In the listing that follows, count each line where the word "keeps" appears; write nothing but the count.

..........

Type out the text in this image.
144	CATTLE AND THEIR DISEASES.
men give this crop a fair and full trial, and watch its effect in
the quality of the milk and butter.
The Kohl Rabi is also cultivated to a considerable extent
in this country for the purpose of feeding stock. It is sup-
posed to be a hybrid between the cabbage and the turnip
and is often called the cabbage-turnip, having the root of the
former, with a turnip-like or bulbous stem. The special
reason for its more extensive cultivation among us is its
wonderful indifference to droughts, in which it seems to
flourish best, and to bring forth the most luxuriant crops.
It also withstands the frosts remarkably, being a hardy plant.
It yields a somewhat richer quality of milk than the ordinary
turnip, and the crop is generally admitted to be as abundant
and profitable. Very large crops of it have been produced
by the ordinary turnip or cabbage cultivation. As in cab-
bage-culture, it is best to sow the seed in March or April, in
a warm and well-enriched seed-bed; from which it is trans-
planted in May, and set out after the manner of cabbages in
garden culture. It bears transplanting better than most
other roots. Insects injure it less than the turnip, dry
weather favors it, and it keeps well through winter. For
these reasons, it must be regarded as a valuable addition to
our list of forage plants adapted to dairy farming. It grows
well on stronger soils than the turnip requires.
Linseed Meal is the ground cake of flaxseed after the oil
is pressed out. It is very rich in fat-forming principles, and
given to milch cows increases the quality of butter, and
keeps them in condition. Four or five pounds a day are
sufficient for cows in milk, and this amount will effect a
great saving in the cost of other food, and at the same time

..........

# RESULT OF THE TASK
2